- _YOUR OBJECTIVE_
Read the records below. Copy each line where the string "JSON" occurs.

+++ RECORDS

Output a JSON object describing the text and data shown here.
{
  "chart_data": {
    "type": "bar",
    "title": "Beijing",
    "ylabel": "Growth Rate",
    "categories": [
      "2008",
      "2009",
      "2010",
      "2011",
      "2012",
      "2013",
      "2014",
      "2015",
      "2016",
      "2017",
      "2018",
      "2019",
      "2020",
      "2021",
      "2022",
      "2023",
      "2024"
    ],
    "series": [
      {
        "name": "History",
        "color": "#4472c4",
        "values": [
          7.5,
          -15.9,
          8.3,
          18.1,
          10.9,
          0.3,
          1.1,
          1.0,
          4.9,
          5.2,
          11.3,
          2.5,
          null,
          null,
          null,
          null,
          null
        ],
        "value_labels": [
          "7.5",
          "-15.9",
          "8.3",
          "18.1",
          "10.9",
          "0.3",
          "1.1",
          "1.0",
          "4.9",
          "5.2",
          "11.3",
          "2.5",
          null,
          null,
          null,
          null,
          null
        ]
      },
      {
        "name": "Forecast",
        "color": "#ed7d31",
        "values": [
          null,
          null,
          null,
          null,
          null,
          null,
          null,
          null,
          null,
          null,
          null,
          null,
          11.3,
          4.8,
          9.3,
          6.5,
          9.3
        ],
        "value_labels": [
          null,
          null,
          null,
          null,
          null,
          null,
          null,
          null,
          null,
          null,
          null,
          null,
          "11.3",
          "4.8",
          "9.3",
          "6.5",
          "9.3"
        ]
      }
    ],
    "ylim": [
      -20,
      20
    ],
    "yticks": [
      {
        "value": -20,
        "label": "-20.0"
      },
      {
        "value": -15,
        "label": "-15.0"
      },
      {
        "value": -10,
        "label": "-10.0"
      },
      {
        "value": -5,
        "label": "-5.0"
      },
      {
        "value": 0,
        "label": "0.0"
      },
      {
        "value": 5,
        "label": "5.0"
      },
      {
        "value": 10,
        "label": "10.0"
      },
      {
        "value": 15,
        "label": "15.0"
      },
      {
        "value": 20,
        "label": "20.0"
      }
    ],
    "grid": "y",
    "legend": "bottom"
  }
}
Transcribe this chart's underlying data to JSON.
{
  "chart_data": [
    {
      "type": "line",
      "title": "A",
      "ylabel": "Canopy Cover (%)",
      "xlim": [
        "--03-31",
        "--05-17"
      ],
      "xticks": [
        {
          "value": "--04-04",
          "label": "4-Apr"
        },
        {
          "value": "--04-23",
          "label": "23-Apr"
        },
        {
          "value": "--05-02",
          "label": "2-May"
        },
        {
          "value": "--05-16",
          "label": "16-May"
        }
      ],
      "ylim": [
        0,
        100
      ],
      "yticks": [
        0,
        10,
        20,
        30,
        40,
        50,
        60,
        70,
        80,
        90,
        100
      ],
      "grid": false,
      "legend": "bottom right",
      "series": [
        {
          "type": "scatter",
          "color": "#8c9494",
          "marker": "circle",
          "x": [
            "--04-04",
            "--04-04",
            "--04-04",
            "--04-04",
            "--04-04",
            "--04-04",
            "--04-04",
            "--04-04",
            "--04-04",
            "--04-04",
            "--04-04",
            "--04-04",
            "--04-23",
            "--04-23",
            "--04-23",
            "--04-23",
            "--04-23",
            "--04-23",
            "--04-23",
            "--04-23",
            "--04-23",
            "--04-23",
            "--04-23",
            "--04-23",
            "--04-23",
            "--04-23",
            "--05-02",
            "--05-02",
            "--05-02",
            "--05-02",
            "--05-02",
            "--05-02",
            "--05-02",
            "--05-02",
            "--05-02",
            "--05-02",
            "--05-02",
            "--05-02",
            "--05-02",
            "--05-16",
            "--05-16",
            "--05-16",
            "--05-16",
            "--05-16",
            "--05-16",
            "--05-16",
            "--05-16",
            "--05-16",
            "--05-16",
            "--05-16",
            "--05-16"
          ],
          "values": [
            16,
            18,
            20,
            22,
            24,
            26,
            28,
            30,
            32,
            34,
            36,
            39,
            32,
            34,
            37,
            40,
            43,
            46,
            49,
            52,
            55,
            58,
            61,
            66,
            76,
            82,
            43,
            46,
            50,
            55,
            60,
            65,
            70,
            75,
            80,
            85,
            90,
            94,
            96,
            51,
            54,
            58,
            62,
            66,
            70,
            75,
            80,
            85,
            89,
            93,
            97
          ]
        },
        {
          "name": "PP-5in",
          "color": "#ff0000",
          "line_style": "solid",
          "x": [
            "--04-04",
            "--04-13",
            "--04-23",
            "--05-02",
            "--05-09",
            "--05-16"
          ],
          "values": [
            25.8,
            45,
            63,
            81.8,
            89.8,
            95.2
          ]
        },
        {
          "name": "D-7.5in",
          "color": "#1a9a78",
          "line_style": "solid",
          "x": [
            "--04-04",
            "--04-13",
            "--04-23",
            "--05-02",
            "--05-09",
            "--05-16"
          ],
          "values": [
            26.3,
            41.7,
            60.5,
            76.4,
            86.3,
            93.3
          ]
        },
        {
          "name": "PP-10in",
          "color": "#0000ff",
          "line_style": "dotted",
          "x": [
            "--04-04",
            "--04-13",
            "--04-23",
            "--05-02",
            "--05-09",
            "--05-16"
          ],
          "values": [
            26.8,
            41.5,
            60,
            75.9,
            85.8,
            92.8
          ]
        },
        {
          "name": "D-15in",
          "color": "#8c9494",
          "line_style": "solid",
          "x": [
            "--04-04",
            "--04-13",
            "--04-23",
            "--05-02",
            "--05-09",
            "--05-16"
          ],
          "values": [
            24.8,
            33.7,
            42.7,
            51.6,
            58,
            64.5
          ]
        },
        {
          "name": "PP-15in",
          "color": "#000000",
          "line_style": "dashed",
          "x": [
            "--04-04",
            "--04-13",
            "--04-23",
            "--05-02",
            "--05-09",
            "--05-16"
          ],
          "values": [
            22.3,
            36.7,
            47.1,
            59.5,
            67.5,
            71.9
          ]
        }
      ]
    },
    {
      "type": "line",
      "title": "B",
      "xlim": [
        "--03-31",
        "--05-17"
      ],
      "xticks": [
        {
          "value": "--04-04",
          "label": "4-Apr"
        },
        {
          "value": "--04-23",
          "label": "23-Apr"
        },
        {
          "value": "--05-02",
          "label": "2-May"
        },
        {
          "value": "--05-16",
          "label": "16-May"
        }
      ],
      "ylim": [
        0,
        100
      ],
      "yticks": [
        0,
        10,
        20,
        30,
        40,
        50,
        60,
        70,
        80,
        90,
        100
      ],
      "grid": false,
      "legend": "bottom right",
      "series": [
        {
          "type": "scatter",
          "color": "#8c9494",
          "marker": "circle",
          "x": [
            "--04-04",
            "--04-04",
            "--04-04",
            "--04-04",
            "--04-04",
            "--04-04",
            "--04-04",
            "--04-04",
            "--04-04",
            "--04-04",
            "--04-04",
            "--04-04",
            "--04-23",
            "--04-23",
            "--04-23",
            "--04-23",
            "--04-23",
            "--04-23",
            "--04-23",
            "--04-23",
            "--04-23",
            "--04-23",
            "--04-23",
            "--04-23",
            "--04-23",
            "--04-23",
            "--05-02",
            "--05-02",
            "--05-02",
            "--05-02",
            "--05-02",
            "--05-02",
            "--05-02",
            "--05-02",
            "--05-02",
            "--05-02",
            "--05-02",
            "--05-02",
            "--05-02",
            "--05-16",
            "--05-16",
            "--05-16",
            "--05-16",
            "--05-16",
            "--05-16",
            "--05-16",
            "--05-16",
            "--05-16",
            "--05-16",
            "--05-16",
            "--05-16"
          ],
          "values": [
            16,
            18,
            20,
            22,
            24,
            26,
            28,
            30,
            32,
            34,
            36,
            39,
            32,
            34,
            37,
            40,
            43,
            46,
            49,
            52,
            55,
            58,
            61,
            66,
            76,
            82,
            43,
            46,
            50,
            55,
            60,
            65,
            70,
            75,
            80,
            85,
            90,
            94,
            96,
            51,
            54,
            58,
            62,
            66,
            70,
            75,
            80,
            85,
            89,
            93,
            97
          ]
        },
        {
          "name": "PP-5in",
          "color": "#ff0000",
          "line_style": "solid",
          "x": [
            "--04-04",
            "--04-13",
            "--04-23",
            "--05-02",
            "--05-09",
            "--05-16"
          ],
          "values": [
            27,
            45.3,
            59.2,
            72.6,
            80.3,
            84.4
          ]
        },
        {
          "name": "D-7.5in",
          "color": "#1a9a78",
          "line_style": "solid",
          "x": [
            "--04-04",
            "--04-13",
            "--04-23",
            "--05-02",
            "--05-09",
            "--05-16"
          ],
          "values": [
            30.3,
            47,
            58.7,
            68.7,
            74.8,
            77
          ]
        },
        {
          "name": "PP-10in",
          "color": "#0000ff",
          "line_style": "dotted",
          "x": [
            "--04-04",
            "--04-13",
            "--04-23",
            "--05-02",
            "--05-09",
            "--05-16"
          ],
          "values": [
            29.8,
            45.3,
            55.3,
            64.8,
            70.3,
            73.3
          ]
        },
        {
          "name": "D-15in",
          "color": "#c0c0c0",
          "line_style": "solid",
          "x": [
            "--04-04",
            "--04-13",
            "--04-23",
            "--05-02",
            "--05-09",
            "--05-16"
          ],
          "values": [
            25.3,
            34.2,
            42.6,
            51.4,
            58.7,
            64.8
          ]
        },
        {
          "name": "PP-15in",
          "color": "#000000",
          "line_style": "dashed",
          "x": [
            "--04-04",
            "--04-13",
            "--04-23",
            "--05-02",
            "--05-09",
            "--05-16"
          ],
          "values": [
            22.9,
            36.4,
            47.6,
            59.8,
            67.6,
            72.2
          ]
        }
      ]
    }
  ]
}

++++++

- _FINAL RESULT_
Output a JSON object describing the text and data shown here.
Transcribe this chart's underlying data to JSON.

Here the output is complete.